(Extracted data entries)

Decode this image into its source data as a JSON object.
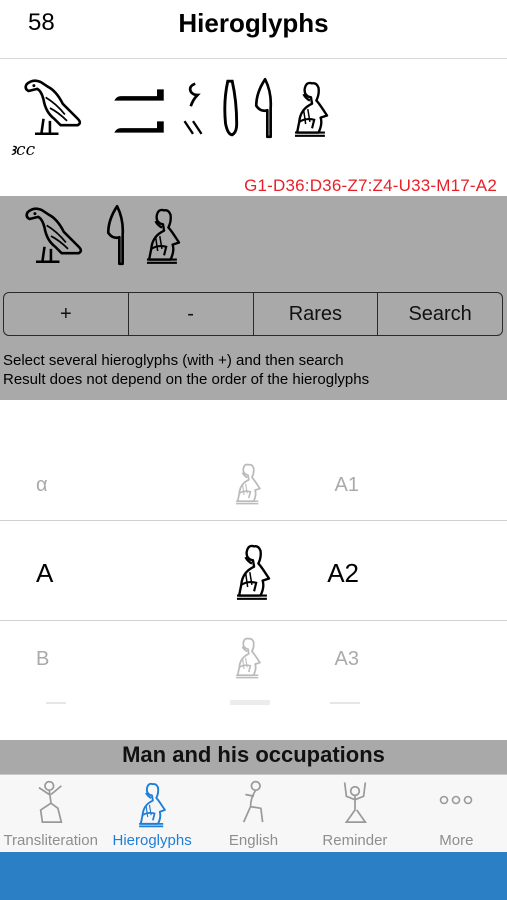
{
  "header": {
    "count": "58",
    "title": "Hieroglyphs"
  },
  "word": {
    "transliteration": "ꜣcc",
    "gardiner_code": "G1-D36:D36-Z7:Z4-U33-M17-A2",
    "glyph_names": [
      "vulture-glyph",
      "arm-glyph",
      "arm-glyph",
      "quail-chick-glyph",
      "dual-strokes-glyph",
      "pestle-glyph",
      "reed-leaf-glyph",
      "man-hand-to-mouth-glyph"
    ]
  },
  "selection": {
    "glyph_names": [
      "vulture-glyph",
      "reed-leaf-glyph",
      "man-hand-to-mouth-glyph"
    ]
  },
  "buttons": {
    "plus": "+",
    "minus": "-",
    "rares": "Rares",
    "search": "Search"
  },
  "instructions": {
    "line1": "Select several hieroglyphs (with +) and then search",
    "line2": "Result does not depend on the order of the hieroglyphs"
  },
  "picker": {
    "rows": [
      {
        "letter": "α",
        "code": "A1"
      },
      {
        "letter": "A",
        "code": "A2",
        "selected": true
      },
      {
        "letter": "B",
        "code": "A3"
      }
    ]
  },
  "category": "Man and his occupations",
  "tabs": [
    {
      "label": "Transliteration",
      "icon": "man-kneeling-icon",
      "active": false
    },
    {
      "label": "Hieroglyphs",
      "icon": "man-hand-to-mouth-icon",
      "active": true
    },
    {
      "label": "English",
      "icon": "man-seated-icon",
      "active": false
    },
    {
      "label": "Reminder",
      "icon": "man-arms-raised-icon",
      "active": false
    },
    {
      "label": "More",
      "icon": "more-dots-icon",
      "active": false
    }
  ],
  "colors": {
    "accent": "#1f7ed8",
    "code_red": "#e8202a",
    "panel_gray": "#a9a9a9",
    "bottom_bar": "#2b7fc4"
  }
}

▸ Directive: Count the lines that include the word "search" and state the result as a bare number.

▸ Completed task: 2